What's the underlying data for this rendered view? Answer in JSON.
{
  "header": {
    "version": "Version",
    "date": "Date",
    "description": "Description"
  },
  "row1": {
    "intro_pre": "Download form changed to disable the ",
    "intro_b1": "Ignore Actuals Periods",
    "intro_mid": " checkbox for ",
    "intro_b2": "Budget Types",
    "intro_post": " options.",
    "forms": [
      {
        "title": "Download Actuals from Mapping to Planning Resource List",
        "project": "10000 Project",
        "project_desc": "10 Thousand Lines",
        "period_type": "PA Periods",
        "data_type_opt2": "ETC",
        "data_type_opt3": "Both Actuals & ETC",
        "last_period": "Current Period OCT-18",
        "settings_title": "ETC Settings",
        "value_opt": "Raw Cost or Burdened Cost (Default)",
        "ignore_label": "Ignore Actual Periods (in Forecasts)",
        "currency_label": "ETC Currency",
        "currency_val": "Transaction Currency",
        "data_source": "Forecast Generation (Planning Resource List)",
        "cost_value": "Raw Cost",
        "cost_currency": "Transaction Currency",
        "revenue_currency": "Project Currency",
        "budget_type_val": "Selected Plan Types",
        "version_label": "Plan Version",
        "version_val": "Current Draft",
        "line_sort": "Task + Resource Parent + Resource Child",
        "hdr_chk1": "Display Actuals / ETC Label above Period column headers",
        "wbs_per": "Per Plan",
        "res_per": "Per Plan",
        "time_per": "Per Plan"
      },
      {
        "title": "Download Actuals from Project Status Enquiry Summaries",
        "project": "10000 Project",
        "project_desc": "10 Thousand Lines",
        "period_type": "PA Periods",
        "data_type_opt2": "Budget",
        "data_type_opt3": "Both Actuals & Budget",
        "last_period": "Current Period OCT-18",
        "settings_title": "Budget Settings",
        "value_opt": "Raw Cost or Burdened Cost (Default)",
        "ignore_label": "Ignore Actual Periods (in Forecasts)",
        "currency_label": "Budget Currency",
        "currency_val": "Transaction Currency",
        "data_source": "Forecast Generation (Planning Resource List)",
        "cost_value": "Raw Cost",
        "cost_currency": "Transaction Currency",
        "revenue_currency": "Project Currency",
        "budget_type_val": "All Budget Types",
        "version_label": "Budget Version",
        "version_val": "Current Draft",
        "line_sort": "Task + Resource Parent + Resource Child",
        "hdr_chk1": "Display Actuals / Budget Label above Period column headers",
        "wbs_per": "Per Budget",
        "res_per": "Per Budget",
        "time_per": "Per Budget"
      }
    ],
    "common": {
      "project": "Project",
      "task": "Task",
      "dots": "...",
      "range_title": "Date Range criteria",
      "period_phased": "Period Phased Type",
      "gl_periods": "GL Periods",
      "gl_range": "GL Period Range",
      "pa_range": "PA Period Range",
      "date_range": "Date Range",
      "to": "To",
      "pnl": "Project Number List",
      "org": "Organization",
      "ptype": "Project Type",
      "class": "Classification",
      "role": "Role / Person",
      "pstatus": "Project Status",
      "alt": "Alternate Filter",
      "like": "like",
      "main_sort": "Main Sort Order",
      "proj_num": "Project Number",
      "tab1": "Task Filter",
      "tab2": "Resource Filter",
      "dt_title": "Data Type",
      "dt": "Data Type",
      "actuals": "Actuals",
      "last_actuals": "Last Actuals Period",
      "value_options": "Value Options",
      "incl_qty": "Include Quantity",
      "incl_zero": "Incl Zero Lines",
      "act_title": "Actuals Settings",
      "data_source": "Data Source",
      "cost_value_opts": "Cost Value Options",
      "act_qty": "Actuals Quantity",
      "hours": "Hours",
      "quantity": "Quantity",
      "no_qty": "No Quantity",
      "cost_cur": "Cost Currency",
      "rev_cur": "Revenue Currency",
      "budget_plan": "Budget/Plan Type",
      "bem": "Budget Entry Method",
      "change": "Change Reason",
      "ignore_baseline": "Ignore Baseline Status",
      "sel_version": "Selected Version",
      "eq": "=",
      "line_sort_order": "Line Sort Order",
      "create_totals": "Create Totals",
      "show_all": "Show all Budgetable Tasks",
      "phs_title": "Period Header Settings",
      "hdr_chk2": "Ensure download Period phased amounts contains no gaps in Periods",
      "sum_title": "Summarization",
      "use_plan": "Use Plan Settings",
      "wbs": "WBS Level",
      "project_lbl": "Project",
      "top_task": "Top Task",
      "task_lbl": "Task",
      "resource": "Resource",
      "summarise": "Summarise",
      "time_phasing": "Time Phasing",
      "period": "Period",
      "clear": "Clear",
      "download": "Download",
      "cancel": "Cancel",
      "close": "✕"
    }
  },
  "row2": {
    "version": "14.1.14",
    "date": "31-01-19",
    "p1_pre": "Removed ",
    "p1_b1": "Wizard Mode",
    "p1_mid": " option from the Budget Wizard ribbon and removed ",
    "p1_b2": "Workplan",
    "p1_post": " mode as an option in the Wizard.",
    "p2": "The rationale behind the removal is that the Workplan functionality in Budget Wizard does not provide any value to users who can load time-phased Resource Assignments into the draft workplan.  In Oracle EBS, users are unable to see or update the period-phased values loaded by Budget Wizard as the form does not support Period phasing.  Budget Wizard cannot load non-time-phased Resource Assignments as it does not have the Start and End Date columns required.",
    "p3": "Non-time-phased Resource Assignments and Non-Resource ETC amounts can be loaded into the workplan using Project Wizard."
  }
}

= = = = =

Short exercise — Show the data once more, exactly as it was written.

Exercise response —
What's the underlying data for this rendered view? Answer in JSON.
{
  "header": {
    "version": "Version",
    "date": "Date",
    "description": "Description"
  },
  "row1": {
    "intro_pre": "Download form changed to disable the ",
    "intro_b1": "Ignore Actuals Periods",
    "intro_mid": " checkbox for ",
    "intro_b2": "Budget Types",
    "intro_post": " options.",
    "forms": [
      {
        "title": "Download Actuals from Mapping to Planning Resource List",
        "project": "10000 Project",
        "project_desc": "10 Thousand Lines",
        "period_type": "PA Periods",
        "data_type_opt2": "ETC",
        "data_type_opt3": "Both Actuals & ETC",
        "last_period": "Current Period OCT-18",
        "settings_title": "ETC Settings",
        "value_opt": "Raw Cost or Burdened Cost (Default)",
        "ignore_label": "Ignore Actual Periods (in Forecasts)",
        "currency_label": "ETC Currency",
        "currency_val": "Transaction Currency",
        "data_source": "Forecast Generation (Planning Resource List)",
        "cost_value": "Raw Cost",
        "cost_currency": "Transaction Currency",
        "revenue_currency": "Project Currency",
        "budget_type_val": "Selected Plan Types",
        "version_label": "Plan Version",
        "version_val": "Current Draft",
        "line_sort": "Task + Resource Parent + Resource Child",
        "hdr_chk1": "Display Actuals / ETC Label above Period column headers",
        "wbs_per": "Per Plan",
        "res_per": "Per Plan",
        "time_per": "Per Plan"
      },
      {
        "title": "Download Actuals from Project Status Enquiry Summaries",
        "project": "10000 Project",
        "project_desc": "10 Thousand Lines",
        "period_type": "PA Periods",
        "data_type_opt2": "Budget",
        "data_type_opt3": "Both Actuals & Budget",
        "last_period": "Current Period OCT-18",
        "settings_title": "Budget Settings",
        "value_opt": "Raw Cost or Burdened Cost (Default)",
        "ignore_label": "Ignore Actual Periods (in Forecasts)",
        "currency_label": "Budget Currency",
        "currency_val": "Transaction Currency",
        "data_source": "Forecast Generation (Planning Resource List)",
        "cost_value": "Raw Cost",
        "cost_currency": "Transaction Currency",
        "revenue_currency": "Project Currency",
        "budget_type_val": "All Budget Types",
        "version_label": "Budget Version",
        "version_val": "Current Draft",
        "line_sort": "Task + Resource Parent + Resource Child",
        "hdr_chk1": "Display Actuals / Budget Label above Period column headers",
        "wbs_per": "Per Budget",
        "res_per": "Per Budget",
        "time_per": "Per Budget"
      }
    ],
    "common": {
      "project": "Project",
      "task": "Task",
      "dots": "...",
      "range_title": "Date Range criteria",
      "period_phased": "Period Phased Type",
      "gl_periods": "GL Periods",
      "gl_range": "GL Period Range",
      "pa_range": "PA Period Range",
      "date_range": "Date Range",
      "to": "To",
      "pnl": "Project Number List",
      "org": "Organization",
      "ptype": "Project Type",
      "class": "Classification",
      "role": "Role / Person",
      "pstatus": "Project Status",
      "alt": "Alternate Filter",
      "like": "like",
      "main_sort": "Main Sort Order",
      "proj_num": "Project Number",
      "tab1": "Task Filter",
      "tab2": "Resource Filter",
      "dt_title": "Data Type",
      "dt": "Data Type",
      "actuals": "Actuals",
      "last_actuals": "Last Actuals Period",
      "value_options": "Value Options",
      "incl_qty": "Include Quantity",
      "incl_zero": "Incl Zero Lines",
      "act_title": "Actuals Settings",
      "data_source": "Data Source",
      "cost_value_opts": "Cost Value Options",
      "act_qty": "Actuals Quantity",
      "hours": "Hours",
      "quantity": "Quantity",
      "no_qty": "No Quantity",
      "cost_cur": "Cost Currency",
      "rev_cur": "Revenue Currency",
      "budget_plan": "Budget/Plan Type",
      "bem": "Budget Entry Method",
      "change": "Change Reason",
      "ignore_baseline": "Ignore Baseline Status",
      "sel_version": "Selected Version",
      "eq": "=",
      "line_sort_order": "Line Sort Order",
      "create_totals": "Create Totals",
      "show_all": "Show all Budgetable Tasks",
      "phs_title": "Period Header Settings",
      "hdr_chk2": "Ensure download Period phased amounts contains no gaps in Periods",
      "sum_title": "Summarization",
      "use_plan": "Use Plan Settings",
      "wbs": "WBS Level",
      "project_lbl": "Project",
      "top_task": "Top Task",
      "task_lbl": "Task",
      "resource": "Resource",
      "summarise": "Summarise",
      "time_phasing": "Time Phasing",
      "period": "Period",
      "clear": "Clear",
      "download": "Download",
      "cancel": "Cancel",
      "close": "✕"
    }
  },
  "row2": {
    "version": "14.1.14",
    "date": "31-01-19",
    "p1_pre": "Removed ",
    "p1_b1": "Wizard Mode",
    "p1_mid": " option from the Budget Wizard ribbon and removed ",
    "p1_b2": "Workplan",
    "p1_post": " mode as an option in the Wizard.",
    "p2": "The rationale behind the removal is that the Workplan functionality in Budget Wizard does not provide any value to users who can load time-phased Resource Assignments into the draft workplan.  In Oracle EBS, users are unable to see or update the period-phased values loaded by Budget Wizard as the form does not support Period phasing.  Budget Wizard cannot load non-time-phased Resource Assignments as it does not have the Start and End Date columns required.",
    "p3": "Non-time-phased Resource Assignments and Non-Resource ETC amounts can be loaded into the workplan using Project Wizard."
  }
}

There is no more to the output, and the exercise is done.